Your goal:
Find every line in the items that contains the word "birth", matching case exactly, and copy each of those lines.

Material provided:
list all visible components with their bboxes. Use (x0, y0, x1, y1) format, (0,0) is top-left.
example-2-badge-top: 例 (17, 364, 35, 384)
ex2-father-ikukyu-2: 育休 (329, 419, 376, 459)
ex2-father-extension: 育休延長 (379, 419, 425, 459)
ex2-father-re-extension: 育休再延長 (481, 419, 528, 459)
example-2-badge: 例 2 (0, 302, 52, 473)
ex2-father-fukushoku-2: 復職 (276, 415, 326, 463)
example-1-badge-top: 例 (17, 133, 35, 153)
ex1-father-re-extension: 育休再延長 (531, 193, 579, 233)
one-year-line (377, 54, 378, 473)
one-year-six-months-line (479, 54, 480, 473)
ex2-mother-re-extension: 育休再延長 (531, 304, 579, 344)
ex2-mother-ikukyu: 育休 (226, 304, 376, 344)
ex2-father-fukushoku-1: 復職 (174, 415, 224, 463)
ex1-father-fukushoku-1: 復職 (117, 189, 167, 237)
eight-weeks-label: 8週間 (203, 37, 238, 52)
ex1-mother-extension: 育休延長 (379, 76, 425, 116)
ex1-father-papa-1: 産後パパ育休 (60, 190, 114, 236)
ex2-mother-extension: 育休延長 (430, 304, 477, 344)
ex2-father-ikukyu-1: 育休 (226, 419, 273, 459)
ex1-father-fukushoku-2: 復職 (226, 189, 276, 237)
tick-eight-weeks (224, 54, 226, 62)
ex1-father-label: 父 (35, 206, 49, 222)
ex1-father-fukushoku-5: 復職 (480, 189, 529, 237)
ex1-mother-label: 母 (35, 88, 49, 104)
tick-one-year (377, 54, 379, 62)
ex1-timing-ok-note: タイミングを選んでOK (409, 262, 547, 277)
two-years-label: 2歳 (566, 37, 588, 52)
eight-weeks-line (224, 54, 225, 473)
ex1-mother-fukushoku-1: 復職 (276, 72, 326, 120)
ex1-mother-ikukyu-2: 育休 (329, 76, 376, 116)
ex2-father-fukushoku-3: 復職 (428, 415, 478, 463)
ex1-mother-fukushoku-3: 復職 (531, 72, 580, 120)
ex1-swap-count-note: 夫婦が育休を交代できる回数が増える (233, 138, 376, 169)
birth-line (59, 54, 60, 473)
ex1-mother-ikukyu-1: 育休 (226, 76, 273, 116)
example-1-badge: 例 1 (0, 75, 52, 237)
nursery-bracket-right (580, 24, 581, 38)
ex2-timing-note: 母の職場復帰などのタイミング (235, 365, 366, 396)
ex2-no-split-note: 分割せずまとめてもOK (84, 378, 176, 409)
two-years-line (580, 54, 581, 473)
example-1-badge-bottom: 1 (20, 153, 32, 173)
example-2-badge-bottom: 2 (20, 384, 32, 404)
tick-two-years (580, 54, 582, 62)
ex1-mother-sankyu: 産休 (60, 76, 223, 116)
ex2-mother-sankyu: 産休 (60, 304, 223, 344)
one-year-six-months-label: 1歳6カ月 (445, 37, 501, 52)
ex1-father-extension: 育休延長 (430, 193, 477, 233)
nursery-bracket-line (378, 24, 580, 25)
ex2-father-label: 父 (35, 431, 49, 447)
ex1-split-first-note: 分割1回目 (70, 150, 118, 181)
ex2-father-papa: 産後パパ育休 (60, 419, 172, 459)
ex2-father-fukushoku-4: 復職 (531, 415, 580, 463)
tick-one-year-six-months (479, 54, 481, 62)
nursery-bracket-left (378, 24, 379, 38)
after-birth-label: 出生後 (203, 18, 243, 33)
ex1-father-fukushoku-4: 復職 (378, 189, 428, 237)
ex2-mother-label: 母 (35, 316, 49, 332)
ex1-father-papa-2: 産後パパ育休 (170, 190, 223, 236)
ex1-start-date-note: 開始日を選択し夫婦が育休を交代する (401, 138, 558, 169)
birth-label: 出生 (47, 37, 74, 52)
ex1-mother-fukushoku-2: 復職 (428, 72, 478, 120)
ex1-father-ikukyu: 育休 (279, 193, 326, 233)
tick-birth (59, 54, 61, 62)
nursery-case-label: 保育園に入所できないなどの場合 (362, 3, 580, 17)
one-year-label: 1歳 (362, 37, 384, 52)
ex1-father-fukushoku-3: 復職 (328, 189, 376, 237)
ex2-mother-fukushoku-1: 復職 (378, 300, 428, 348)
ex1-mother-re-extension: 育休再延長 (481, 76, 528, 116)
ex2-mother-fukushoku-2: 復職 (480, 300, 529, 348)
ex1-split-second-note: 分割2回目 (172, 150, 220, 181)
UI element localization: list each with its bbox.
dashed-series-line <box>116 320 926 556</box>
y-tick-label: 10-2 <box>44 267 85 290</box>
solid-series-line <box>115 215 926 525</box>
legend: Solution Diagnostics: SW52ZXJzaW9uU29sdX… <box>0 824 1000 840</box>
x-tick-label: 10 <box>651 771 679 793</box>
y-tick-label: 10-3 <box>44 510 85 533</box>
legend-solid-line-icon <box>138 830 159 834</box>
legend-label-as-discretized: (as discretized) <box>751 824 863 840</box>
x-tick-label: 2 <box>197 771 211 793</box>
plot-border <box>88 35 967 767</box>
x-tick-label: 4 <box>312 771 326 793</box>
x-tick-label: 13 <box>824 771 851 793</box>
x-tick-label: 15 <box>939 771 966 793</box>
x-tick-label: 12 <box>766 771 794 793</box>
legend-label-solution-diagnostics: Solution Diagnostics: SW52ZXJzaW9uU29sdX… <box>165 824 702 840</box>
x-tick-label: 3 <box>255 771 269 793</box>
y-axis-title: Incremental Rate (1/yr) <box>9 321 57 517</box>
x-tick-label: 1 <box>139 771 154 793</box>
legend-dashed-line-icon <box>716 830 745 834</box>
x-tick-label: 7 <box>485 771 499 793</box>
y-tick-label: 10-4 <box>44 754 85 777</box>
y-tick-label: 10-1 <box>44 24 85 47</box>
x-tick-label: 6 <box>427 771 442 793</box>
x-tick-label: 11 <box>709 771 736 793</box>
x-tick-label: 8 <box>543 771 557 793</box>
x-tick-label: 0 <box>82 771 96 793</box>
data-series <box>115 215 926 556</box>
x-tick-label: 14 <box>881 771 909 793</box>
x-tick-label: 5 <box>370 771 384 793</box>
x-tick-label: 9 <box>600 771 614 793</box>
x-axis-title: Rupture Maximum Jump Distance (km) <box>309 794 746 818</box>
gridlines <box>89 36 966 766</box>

Result below:
birth-line (59, 54, 60, 473)
after-birth-label: 出生後 (203, 18, 243, 33)
birth-label: 出生 (47, 37, 74, 52)
tick-birth (59, 54, 61, 62)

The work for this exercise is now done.